*What to do:* Work out how many lines hold the string "type". The answer is a single number, nothing more.

---------- Listed records ----------

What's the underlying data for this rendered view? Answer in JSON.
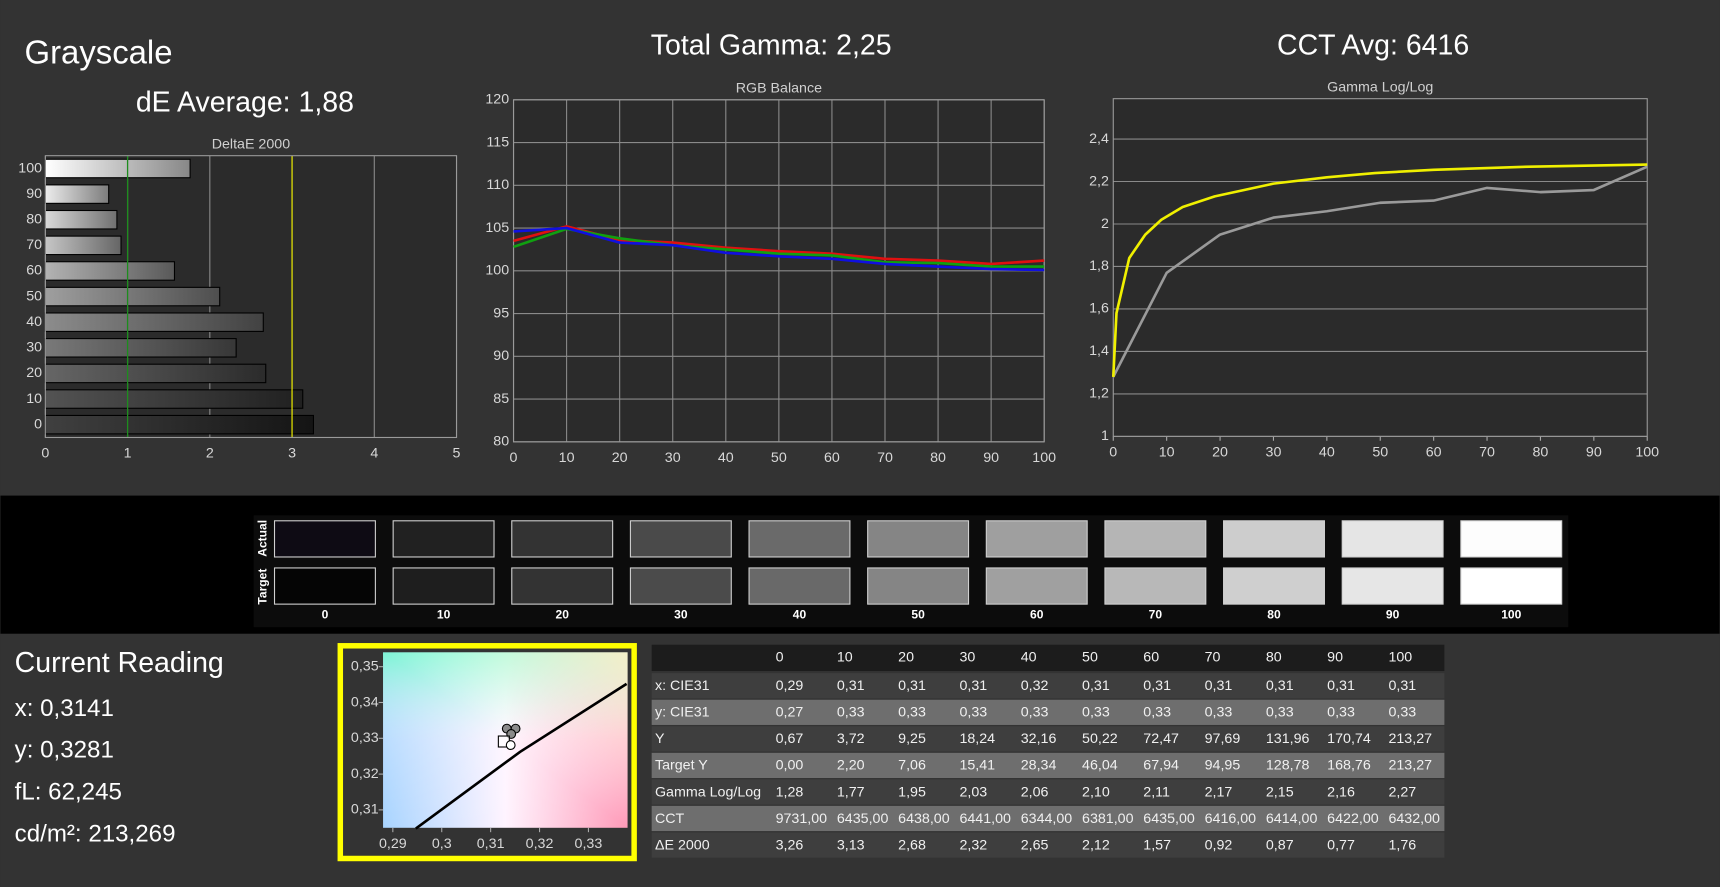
{
  "header": {
    "title": "Grayscale",
    "de_average": "dE Average: 1,88",
    "total_gamma": "Total Gamma: 2,25",
    "cct_avg": "CCT Avg: 6416"
  },
  "chart_data": [
    {
      "type": "bar",
      "orientation": "horizontal",
      "title": "DeltaE 2000",
      "categories": [
        "100",
        "90",
        "80",
        "70",
        "60",
        "50",
        "40",
        "30",
        "20",
        "10",
        "0"
      ],
      "values": [
        1.76,
        0.77,
        0.87,
        0.92,
        1.57,
        2.12,
        2.65,
        2.32,
        2.68,
        3.13,
        3.26
      ],
      "xlim": [
        0,
        5
      ],
      "xticks": [
        0,
        1,
        2,
        3,
        4,
        5
      ],
      "grid": "x",
      "reference_lines": [
        {
          "value": 1,
          "color": "#1e8c1e"
        },
        {
          "value": 3,
          "color": "#d8d800"
        }
      ]
    },
    {
      "type": "line",
      "title": "RGB Balance",
      "x": [
        0,
        10,
        20,
        30,
        40,
        50,
        60,
        70,
        80,
        90,
        100
      ],
      "series": [
        {
          "color": "#e01010",
          "values": [
            103.5,
            105.2,
            103.6,
            103.3,
            102.7,
            102.3,
            102.0,
            101.4,
            101.2,
            100.8,
            101.2
          ]
        },
        {
          "color": "#10a010",
          "values": [
            102.8,
            104.9,
            103.8,
            103.0,
            102.5,
            102.0,
            101.8,
            101.0,
            100.9,
            100.5,
            100.5
          ]
        },
        {
          "color": "#1010e0",
          "values": [
            104.6,
            105.0,
            103.3,
            103.0,
            102.1,
            101.7,
            101.4,
            100.8,
            100.5,
            100.2,
            100.1
          ]
        }
      ],
      "xlim": [
        0,
        100
      ],
      "xticks": [
        0,
        10,
        20,
        30,
        40,
        50,
        60,
        70,
        80,
        90,
        100
      ],
      "ylim": [
        80,
        120
      ],
      "yticks": [
        80,
        85,
        90,
        95,
        100,
        105,
        110,
        115,
        120
      ],
      "grid": "both"
    },
    {
      "type": "line",
      "title": "Gamma Log/Log",
      "x": [
        0,
        10,
        20,
        30,
        40,
        50,
        60,
        70,
        80,
        90,
        100
      ],
      "series": [
        {
          "color": "#9a9a9a",
          "values": [
            1.28,
            1.77,
            1.95,
            2.03,
            2.06,
            2.1,
            2.11,
            2.17,
            2.15,
            2.16,
            2.27
          ]
        },
        {
          "color": "#f0f000",
          "x": [
            0,
            0.6,
            3,
            6,
            9,
            13,
            19,
            30,
            40,
            49,
            60,
            78,
            100
          ],
          "values": [
            1.28,
            1.58,
            1.84,
            1.95,
            2.02,
            2.08,
            2.13,
            2.19,
            2.22,
            2.24,
            2.255,
            2.27,
            2.28
          ]
        }
      ],
      "xlim": [
        0,
        100
      ],
      "xticks": [
        0,
        10,
        20,
        30,
        40,
        50,
        60,
        70,
        80,
        90,
        100
      ],
      "ylim": [
        1,
        2.59
      ],
      "yticks": [
        1,
        {
          "value": 1.2,
          "label": "1,2"
        },
        {
          "value": 1.4,
          "label": "1,4"
        },
        {
          "value": 1.6,
          "label": "1,6"
        },
        {
          "value": 1.8,
          "label": "1,8"
        },
        2,
        {
          "value": 2.2,
          "label": "2,2"
        },
        {
          "value": 2.4,
          "label": "2,4"
        }
      ],
      "grid": "y"
    },
    {
      "type": "scatter",
      "series": [
        {
          "color": "#8a8a8a",
          "marker": "circle",
          "x": [
            0.3133,
            0.3151,
            0.3142
          ],
          "values": [
            0.3327,
            0.3327,
            0.3312
          ]
        },
        {
          "color": "#ffffff",
          "marker": "square",
          "x": [
            0.3127
          ],
          "values": [
            0.3291
          ]
        },
        {
          "color": "#ffffff",
          "marker": "circle",
          "x": [
            0.3141
          ],
          "values": [
            0.3281
          ]
        },
        {
          "color": "#000000",
          "marker": "line",
          "x": [
            0.2947,
            0.316,
            0.3378
          ],
          "values": [
            0.3048,
            0.3262,
            0.3452
          ]
        }
      ],
      "xlim": [
        0.288,
        0.338
      ],
      "xticks": [
        {
          "value": 0.29,
          "label": "0,29"
        },
        {
          "value": 0.3,
          "label": "0,3"
        },
        {
          "value": 0.31,
          "label": "0,31"
        },
        {
          "value": 0.32,
          "label": "0,32"
        },
        {
          "value": 0.33,
          "label": "0,33"
        }
      ],
      "ylim": [
        0.305,
        0.354
      ],
      "yticks": [
        {
          "value": 0.31,
          "label": "0,31"
        },
        {
          "value": 0.32,
          "label": "0,32"
        },
        {
          "value": 0.33,
          "label": "0,33"
        },
        {
          "value": 0.34,
          "label": "0,34"
        },
        {
          "value": 0.35,
          "label": "0,35"
        }
      ],
      "grid": "none"
    }
  ],
  "swatches": {
    "row_labels": [
      "Actual",
      "Target"
    ],
    "labels": [
      "0",
      "10",
      "20",
      "30",
      "40",
      "50",
      "60",
      "70",
      "80",
      "90",
      "100"
    ],
    "actual": [
      "#0e0b14",
      "#212121",
      "#333333",
      "#4a4a4a",
      "#6a6a6a",
      "#858585",
      "#9f9f9f",
      "#b5b5b5",
      "#cdcdcd",
      "#e5e5e5",
      "#fdfdfd"
    ],
    "target": [
      "#050505",
      "#1e1e1e",
      "#333333",
      "#4b4b4b",
      "#696969",
      "#858585",
      "#a0a0a0",
      "#b8b8b8",
      "#cfcfcf",
      "#e6e6e6",
      "#ffffff"
    ]
  },
  "current_reading": {
    "title": "Current Reading",
    "lines": [
      "x: 0,3141",
      "y: 0,3281",
      "fL: 62,245",
      "cd/m²: 213,269"
    ]
  },
  "table": {
    "columns": [
      "0",
      "10",
      "20",
      "30",
      "40",
      "50",
      "60",
      "70",
      "80",
      "90",
      "100"
    ],
    "rows": [
      [
        "x: CIE31",
        "0,29",
        "0,31",
        "0,31",
        "0,31",
        "0,32",
        "0,31",
        "0,31",
        "0,31",
        "0,31",
        "0,31",
        "0,31"
      ],
      [
        "y: CIE31",
        "0,27",
        "0,33",
        "0,33",
        "0,33",
        "0,33",
        "0,33",
        "0,33",
        "0,33",
        "0,33",
        "0,33",
        "0,33"
      ],
      [
        "Y",
        "0,67",
        "3,72",
        "9,25",
        "18,24",
        "32,16",
        "50,22",
        "72,47",
        "97,69",
        "131,96",
        "170,74",
        "213,27"
      ],
      [
        "Target Y",
        "0,00",
        "2,20",
        "7,06",
        "15,41",
        "28,34",
        "46,04",
        "67,94",
        "94,95",
        "128,78",
        "168,76",
        "213,27"
      ],
      [
        "Gamma Log/Log",
        "1,28",
        "1,77",
        "1,95",
        "2,03",
        "2,06",
        "2,10",
        "2,11",
        "2,17",
        "2,15",
        "2,16",
        "2,27"
      ],
      [
        "CCT",
        "9731,00",
        "6435,00",
        "6438,00",
        "6441,00",
        "6344,00",
        "6381,00",
        "6435,00",
        "6416,00",
        "6414,00",
        "6422,00",
        "6432,00"
      ],
      [
        "ΔE 2000",
        "3,26",
        "3,13",
        "2,68",
        "2,32",
        "2,65",
        "2,12",
        "1,57",
        "0,92",
        "0,87",
        "0,77",
        "1,76"
      ]
    ]
  }
}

----------

*Answer for this exercise:* 4